### Provided records:
######
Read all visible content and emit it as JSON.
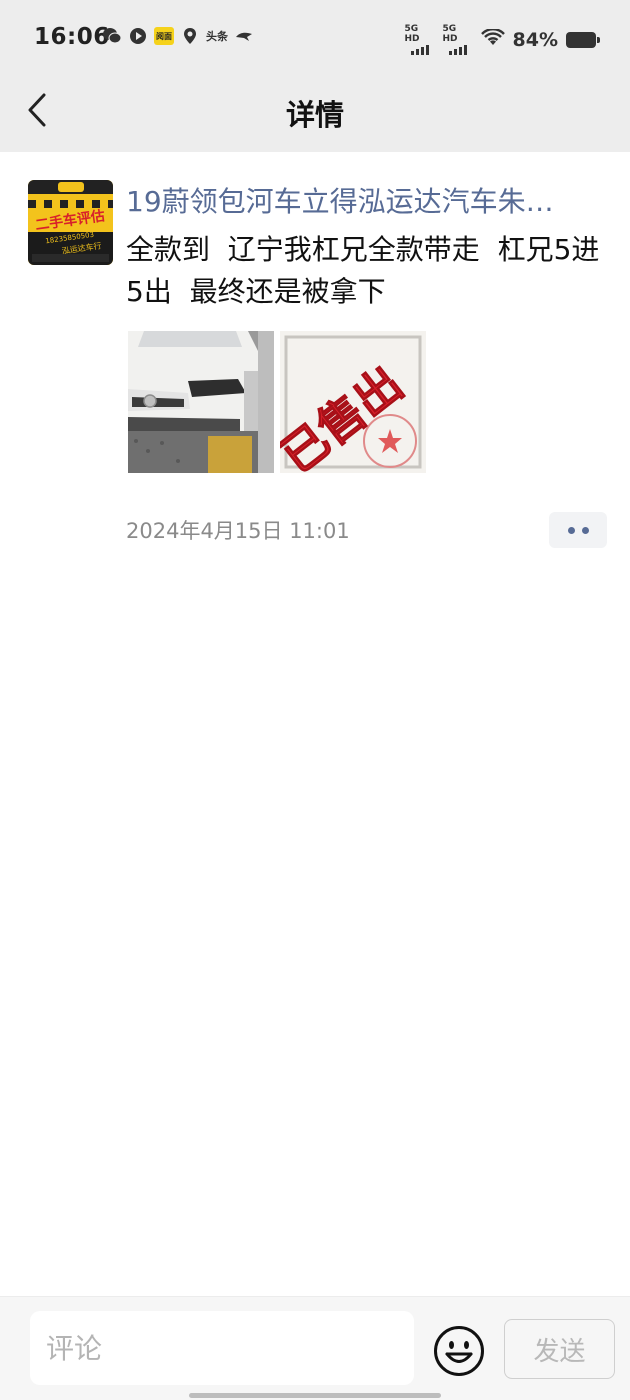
{
  "status_bar": {
    "time": "16:06",
    "left_icons": [
      "wechat-icon",
      "video-icon",
      "app-yellow-icon",
      "location-icon",
      "toutiao-icon",
      "bird-icon"
    ],
    "app_yellow_label": "阅面",
    "toutiao_label": "头条",
    "network1_label": "5G HD",
    "network2_label": "5G HD",
    "battery_percent": "84%"
  },
  "header": {
    "title": "详情",
    "back_icon": "chevron-left-icon"
  },
  "post": {
    "author": "19蔚领包河车立得泓运达汽车朱…",
    "text": "全款到  辽宁我杠兄全款带走  杠兄5进5出  最终还是被拿下",
    "avatar": {
      "line1": "二手车评估",
      "phone": "18235850503",
      "shop": "泓运达车行"
    },
    "photos": [
      {
        "description": "white-car"
      },
      {
        "stamp_text": "已售出"
      }
    ],
    "timestamp": "2024年4月15日 11:01"
  },
  "comment_bar": {
    "placeholder": "评论",
    "value": "",
    "send_label": "发送"
  },
  "colors": {
    "link_blue": "#576b95",
    "band_grey": "#ededed",
    "stamp_red": "#d8202a"
  }
}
######
### Requirement:
All of the records need repeating exactly, except for the pictures.

### Full response:
Read all visible content and emit it as JSON.
{
  "status_bar": {
    "time": "16:06",
    "left_icons": [
      "wechat-icon",
      "video-icon",
      "app-yellow-icon",
      "location-icon",
      "toutiao-icon",
      "bird-icon"
    ],
    "app_yellow_label": "阅面",
    "toutiao_label": "头条",
    "network1_label": "5G HD",
    "network2_label": "5G HD",
    "battery_percent": "84%"
  },
  "header": {
    "title": "详情",
    "back_icon": "chevron-left-icon"
  },
  "post": {
    "author": "19蔚领包河车立得泓运达汽车朱…",
    "text": "全款到  辽宁我杠兄全款带走  杠兄5进5出  最终还是被拿下",
    "avatar": {
      "line1": "二手车评估",
      "phone": "18235850503",
      "shop": "泓运达车行"
    },
    "photos": [
      {
        "description": "white-car"
      },
      {
        "stamp_text": "已售出"
      }
    ],
    "timestamp": "2024年4月15日 11:01"
  },
  "comment_bar": {
    "placeholder": "评论",
    "value": "",
    "send_label": "发送"
  },
  "colors": {
    "link_blue": "#576b95",
    "band_grey": "#ededed",
    "stamp_red": "#d8202a"
  }
}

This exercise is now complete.